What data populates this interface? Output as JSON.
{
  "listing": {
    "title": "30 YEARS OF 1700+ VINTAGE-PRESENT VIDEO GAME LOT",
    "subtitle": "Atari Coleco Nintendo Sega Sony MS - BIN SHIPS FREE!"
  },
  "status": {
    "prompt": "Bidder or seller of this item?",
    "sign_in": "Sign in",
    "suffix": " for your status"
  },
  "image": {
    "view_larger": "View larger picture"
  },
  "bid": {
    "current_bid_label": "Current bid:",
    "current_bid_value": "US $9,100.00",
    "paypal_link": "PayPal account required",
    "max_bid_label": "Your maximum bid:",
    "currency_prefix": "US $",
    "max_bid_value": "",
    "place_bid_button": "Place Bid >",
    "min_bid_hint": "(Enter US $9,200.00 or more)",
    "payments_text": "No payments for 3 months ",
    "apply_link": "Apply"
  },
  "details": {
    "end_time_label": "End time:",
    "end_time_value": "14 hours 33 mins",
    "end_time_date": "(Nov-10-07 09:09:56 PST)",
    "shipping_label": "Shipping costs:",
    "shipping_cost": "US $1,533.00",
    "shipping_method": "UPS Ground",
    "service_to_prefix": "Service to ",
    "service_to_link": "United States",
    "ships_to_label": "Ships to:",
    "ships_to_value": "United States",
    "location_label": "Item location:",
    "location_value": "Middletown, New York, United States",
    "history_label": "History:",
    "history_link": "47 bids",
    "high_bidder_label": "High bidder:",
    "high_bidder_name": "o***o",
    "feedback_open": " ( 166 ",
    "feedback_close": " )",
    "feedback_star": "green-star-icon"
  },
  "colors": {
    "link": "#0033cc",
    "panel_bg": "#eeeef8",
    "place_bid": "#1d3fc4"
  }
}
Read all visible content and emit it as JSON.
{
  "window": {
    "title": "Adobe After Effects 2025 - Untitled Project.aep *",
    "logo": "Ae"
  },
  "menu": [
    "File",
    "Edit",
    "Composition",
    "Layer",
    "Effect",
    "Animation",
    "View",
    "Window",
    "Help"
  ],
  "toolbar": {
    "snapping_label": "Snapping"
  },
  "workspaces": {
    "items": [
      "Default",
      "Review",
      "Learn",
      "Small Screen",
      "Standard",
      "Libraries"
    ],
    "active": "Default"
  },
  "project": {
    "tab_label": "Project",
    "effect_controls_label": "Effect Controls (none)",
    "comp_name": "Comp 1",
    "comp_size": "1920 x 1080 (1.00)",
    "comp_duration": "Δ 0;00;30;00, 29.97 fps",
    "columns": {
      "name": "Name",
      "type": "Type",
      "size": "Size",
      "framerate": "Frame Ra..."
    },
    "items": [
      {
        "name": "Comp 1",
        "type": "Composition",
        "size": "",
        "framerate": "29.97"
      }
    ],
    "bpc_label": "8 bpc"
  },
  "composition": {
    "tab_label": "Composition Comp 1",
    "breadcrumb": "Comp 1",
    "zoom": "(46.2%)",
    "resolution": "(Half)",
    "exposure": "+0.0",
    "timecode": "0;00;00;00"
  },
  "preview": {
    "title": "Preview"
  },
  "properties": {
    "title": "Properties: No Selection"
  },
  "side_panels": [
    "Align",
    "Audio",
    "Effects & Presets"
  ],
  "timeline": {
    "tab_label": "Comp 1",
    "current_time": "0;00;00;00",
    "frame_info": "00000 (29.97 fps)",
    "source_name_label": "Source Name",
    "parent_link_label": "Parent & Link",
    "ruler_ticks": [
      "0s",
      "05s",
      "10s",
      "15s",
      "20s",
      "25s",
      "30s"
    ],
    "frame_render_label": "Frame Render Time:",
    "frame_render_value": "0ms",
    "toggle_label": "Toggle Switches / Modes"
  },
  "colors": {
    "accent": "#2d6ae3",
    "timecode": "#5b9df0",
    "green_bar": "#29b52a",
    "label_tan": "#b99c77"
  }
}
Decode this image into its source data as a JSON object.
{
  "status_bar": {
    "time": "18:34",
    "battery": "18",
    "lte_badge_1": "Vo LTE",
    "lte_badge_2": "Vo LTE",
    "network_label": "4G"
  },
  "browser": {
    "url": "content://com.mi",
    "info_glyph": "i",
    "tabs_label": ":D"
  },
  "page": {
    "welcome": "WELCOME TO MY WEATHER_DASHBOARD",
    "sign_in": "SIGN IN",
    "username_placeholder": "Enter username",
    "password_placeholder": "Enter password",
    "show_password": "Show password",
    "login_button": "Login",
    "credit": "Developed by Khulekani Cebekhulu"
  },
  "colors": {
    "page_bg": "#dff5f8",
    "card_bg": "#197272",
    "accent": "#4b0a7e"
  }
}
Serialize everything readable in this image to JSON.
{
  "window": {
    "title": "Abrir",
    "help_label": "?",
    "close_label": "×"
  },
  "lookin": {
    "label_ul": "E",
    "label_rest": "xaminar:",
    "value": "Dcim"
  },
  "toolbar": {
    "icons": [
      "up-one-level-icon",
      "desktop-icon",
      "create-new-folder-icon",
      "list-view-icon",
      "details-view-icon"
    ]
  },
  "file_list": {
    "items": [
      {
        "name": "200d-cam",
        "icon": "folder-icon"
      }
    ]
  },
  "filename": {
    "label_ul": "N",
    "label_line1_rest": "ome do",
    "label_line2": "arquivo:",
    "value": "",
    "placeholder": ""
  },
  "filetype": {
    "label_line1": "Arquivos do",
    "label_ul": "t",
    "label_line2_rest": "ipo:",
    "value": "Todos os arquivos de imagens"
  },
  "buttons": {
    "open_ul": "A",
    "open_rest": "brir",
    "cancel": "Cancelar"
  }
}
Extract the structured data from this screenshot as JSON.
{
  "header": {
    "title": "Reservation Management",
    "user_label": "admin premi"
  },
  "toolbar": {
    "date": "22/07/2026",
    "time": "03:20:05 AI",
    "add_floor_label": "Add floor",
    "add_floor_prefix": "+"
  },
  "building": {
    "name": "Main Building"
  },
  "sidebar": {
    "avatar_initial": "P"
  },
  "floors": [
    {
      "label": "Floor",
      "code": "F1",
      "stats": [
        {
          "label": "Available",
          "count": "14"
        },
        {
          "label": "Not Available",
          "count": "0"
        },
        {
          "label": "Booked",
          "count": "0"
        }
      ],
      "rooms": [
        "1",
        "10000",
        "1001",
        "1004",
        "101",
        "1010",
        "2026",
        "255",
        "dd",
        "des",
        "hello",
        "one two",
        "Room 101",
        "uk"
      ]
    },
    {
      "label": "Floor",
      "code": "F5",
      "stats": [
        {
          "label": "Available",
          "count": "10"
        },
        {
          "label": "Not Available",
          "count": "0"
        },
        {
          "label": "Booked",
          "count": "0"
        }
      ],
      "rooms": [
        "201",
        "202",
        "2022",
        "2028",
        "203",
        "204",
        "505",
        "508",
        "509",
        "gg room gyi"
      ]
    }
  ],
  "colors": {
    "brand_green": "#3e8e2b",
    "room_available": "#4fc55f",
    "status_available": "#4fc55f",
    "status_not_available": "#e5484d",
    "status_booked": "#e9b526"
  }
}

☆ ☆ ☆ ☆ ☆ ☆ ☆

**Given task:** Extract each record, keeping it identical to the original.

**Output for this exercise:**
What data populates this interface? Output as JSON.
{
  "listing": {
    "title": "30 YEARS OF 1700+ VINTAGE-PRESENT VIDEO GAME LOT",
    "subtitle": "Atari Coleco Nintendo Sega Sony MS - BIN SHIPS FREE!"
  },
  "status": {
    "prompt": "Bidder or seller of this item?",
    "sign_in": "Sign in",
    "suffix": " for your status"
  },
  "image": {
    "view_larger": "View larger picture"
  },
  "bid": {
    "current_bid_label": "Current bid:",
    "current_bid_value": "US $9,100.00",
    "paypal_link": "PayPal account required",
    "max_bid_label": "Your maximum bid:",
    "currency_prefix": "US $",
    "max_bid_value": "",
    "place_bid_button": "Place Bid >",
    "min_bid_hint": "(Enter US $9,200.00 or more)",
    "payments_text": "No payments for 3 months ",
    "apply_link": "Apply"
  },
  "details": {
    "end_time_label": "End time:",
    "end_time_value": "14 hours 33 mins",
    "end_time_date": "(Nov-10-07 09:09:56 PST)",
    "shipping_label": "Shipping costs:",
    "shipping_cost": "US $1,533.00",
    "shipping_method": "UPS Ground",
    "service_to_prefix": "Service to ",
    "service_to_link": "United States",
    "ships_to_label": "Ships to:",
    "ships_to_value": "United States",
    "location_label": "Item location:",
    "location_value": "Middletown, New York, United States",
    "history_label": "History:",
    "history_link": "47 bids",
    "high_bidder_label": "High bidder:",
    "high_bidder_name": "o***o",
    "feedback_open": " ( 166 ",
    "feedback_close": " )",
    "feedback_star": "green-star-icon"
  },
  "colors": {
    "link": "#0033cc",
    "panel_bg": "#eeeef8",
    "place_bid": "#1d3fc4"
  }
}
Read all visible content and emit it as JSON.
{
  "window": {
    "title": "Adobe After Effects 2025 - Untitled Project.aep *",
    "logo": "Ae"
  },
  "menu": [
    "File",
    "Edit",
    "Composition",
    "Layer",
    "Effect",
    "Animation",
    "View",
    "Window",
    "Help"
  ],
  "toolbar": {
    "snapping_label": "Snapping"
  },
  "workspaces": {
    "items": [
      "Default",
      "Review",
      "Learn",
      "Small Screen",
      "Standard",
      "Libraries"
    ],
    "active": "Default"
  },
  "project": {
    "tab_label": "Project",
    "effect_controls_label": "Effect Controls (none)",
    "comp_name": "Comp 1",
    "comp_size": "1920 x 1080 (1.00)",
    "comp_duration": "Δ 0;00;30;00, 29.97 fps",
    "columns": {
      "name": "Name",
      "type": "Type",
      "size": "Size",
      "framerate": "Frame Ra..."
    },
    "items": [
      {
        "name": "Comp 1",
        "type": "Composition",
        "size": "",
        "framerate": "29.97"
      }
    ],
    "bpc_label": "8 bpc"
  },
  "composition": {
    "tab_label": "Composition Comp 1",
    "breadcrumb": "Comp 1",
    "zoom": "(46.2%)",
    "resolution": "(Half)",
    "exposure": "+0.0",
    "timecode": "0;00;00;00"
  },
  "preview": {
    "title": "Preview"
  },
  "properties": {
    "title": "Properties: No Selection"
  },
  "side_panels": [
    "Align",
    "Audio",
    "Effects & Presets"
  ],
  "timeline": {
    "tab_label": "Comp 1",
    "current_time": "0;00;00;00",
    "frame_info": "00000 (29.97 fps)",
    "source_name_label": "Source Name",
    "parent_link_label": "Parent & Link",
    "ruler_ticks": [
      "0s",
      "05s",
      "10s",
      "15s",
      "20s",
      "25s",
      "30s"
    ],
    "frame_render_label": "Frame Render Time:",
    "frame_render_value": "0ms",
    "toggle_label": "Toggle Switches / Modes"
  },
  "colors": {
    "accent": "#2d6ae3",
    "timecode": "#5b9df0",
    "green_bar": "#29b52a",
    "label_tan": "#b99c77"
  }
}
Decode this image into its source data as a JSON object.
{
  "status_bar": {
    "time": "18:34",
    "battery": "18",
    "lte_badge_1": "Vo LTE",
    "lte_badge_2": "Vo LTE",
    "network_label": "4G"
  },
  "browser": {
    "url": "content://com.mi",
    "info_glyph": "i",
    "tabs_label": ":D"
  },
  "page": {
    "welcome": "WELCOME TO MY WEATHER_DASHBOARD",
    "sign_in": "SIGN IN",
    "username_placeholder": "Enter username",
    "password_placeholder": "Enter password",
    "show_password": "Show password",
    "login_button": "Login",
    "credit": "Developed by Khulekani Cebekhulu"
  },
  "colors": {
    "page_bg": "#dff5f8",
    "card_bg": "#197272",
    "accent": "#4b0a7e"
  }
}
Serialize everything readable in this image to JSON.
{
  "window": {
    "title": "Abrir",
    "help_label": "?",
    "close_label": "×"
  },
  "lookin": {
    "label_ul": "E",
    "label_rest": "xaminar:",
    "value": "Dcim"
  },
  "toolbar": {
    "icons": [
      "up-one-level-icon",
      "desktop-icon",
      "create-new-folder-icon",
      "list-view-icon",
      "details-view-icon"
    ]
  },
  "file_list": {
    "items": [
      {
        "name": "200d-cam",
        "icon": "folder-icon"
      }
    ]
  },
  "filename": {
    "label_ul": "N",
    "label_line1_rest": "ome do",
    "label_line2": "arquivo:",
    "value": "",
    "placeholder": ""
  },
  "filetype": {
    "label_line1": "Arquivos do",
    "label_ul": "t",
    "label_line2_rest": "ipo:",
    "value": "Todos os arquivos de imagens"
  },
  "buttons": {
    "open_ul": "A",
    "open_rest": "brir",
    "cancel": "Cancelar"
  }
}
Extract the structured data from this screenshot as JSON.
{
  "header": {
    "title": "Reservation Management",
    "user_label": "admin premi"
  },
  "toolbar": {
    "date": "22/07/2026",
    "time": "03:20:05 AI",
    "add_floor_label": "Add floor",
    "add_floor_prefix": "+"
  },
  "building": {
    "name": "Main Building"
  },
  "sidebar": {
    "avatar_initial": "P"
  },
  "floors": [
    {
      "label": "Floor",
      "code": "F1",
      "stats": [
        {
          "label": "Available",
          "count": "14"
        },
        {
          "label": "Not Available",
          "count": "0"
        },
        {
          "label": "Booked",
          "count": "0"
        }
      ],
      "rooms": [
        "1",
        "10000",
        "1001",
        "1004",
        "101",
        "1010",
        "2026",
        "255",
        "dd",
        "des",
        "hello",
        "one two",
        "Room 101",
        "uk"
      ]
    },
    {
      "label": "Floor",
      "code": "F5",
      "stats": [
        {
          "label": "Available",
          "count": "10"
        },
        {
          "label": "Not Available",
          "count": "0"
        },
        {
          "label": "Booked",
          "count": "0"
        }
      ],
      "rooms": [
        "201",
        "202",
        "2022",
        "2028",
        "203",
        "204",
        "505",
        "508",
        "509",
        "gg room gyi"
      ]
    }
  ],
  "colors": {
    "brand_green": "#3e8e2b",
    "room_available": "#4fc55f",
    "status_available": "#4fc55f",
    "status_not_available": "#e5484d",
    "status_booked": "#e9b526"
  }
}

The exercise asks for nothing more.